> **Directive**
Return every line below as is, leaving out the pictures.

::: Input rows

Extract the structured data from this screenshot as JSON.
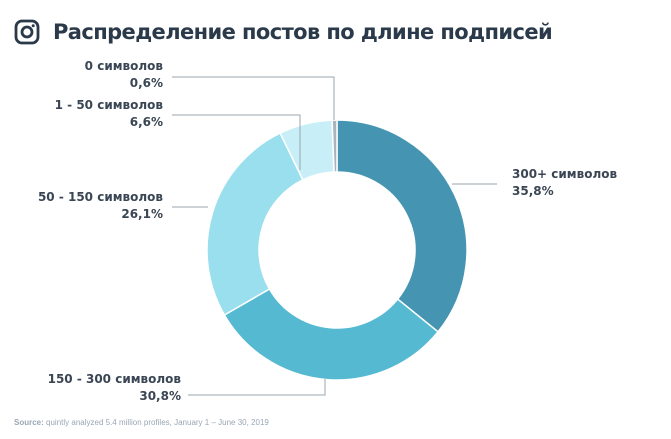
{
  "header": {
    "title": "Распределение постов по длине подписей",
    "logo_icon": "instagram-icon"
  },
  "source": {
    "label": "Source:",
    "text": "quintly analyzed 5.4 million profiles, January 1 – June 30, 2019"
  },
  "chart_data": {
    "type": "pie",
    "donut": true,
    "title": "Распределение постов по длине подписей",
    "slices": [
      {
        "label": "300+ символов",
        "value_label": "35,8%",
        "value": 35.8,
        "color": "#4595b2"
      },
      {
        "label": "150 - 300 символов",
        "value_label": "30,8%",
        "value": 30.8,
        "color": "#55b9d2"
      },
      {
        "label": "50 - 150 символов",
        "value_label": "26,1%",
        "value": 26.1,
        "color": "#99dfee"
      },
      {
        "label": "1 - 50 символов",
        "value_label": "6,6%",
        "value": 6.6,
        "color": "#c8eff7"
      },
      {
        "label": "0 символов",
        "value_label": "0,6%",
        "value": 0.6,
        "color": "#a8b4be"
      }
    ]
  }
}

::::::

> **Response**
Extract the structured data from this screenshot as JSON.
{
  "header": {
    "title": "Распределение постов по длине подписей",
    "logo_icon": "instagram-icon"
  },
  "source": {
    "label": "Source:",
    "text": "quintly analyzed 5.4 million profiles, January 1 – June 30, 2019"
  },
  "chart_data": {
    "type": "pie",
    "donut": true,
    "title": "Распределение постов по длине подписей",
    "slices": [
      {
        "label": "300+ символов",
        "value_label": "35,8%",
        "value": 35.8,
        "color": "#4595b2"
      },
      {
        "label": "150 - 300 символов",
        "value_label": "30,8%",
        "value": 30.8,
        "color": "#55b9d2"
      },
      {
        "label": "50 - 150 символов",
        "value_label": "26,1%",
        "value": 26.1,
        "color": "#99dfee"
      },
      {
        "label": "1 - 50 символов",
        "value_label": "6,6%",
        "value": 6.6,
        "color": "#c8eff7"
      },
      {
        "label": "0 символов",
        "value_label": "0,6%",
        "value": 0.6,
        "color": "#a8b4be"
      }
    ]
  }
}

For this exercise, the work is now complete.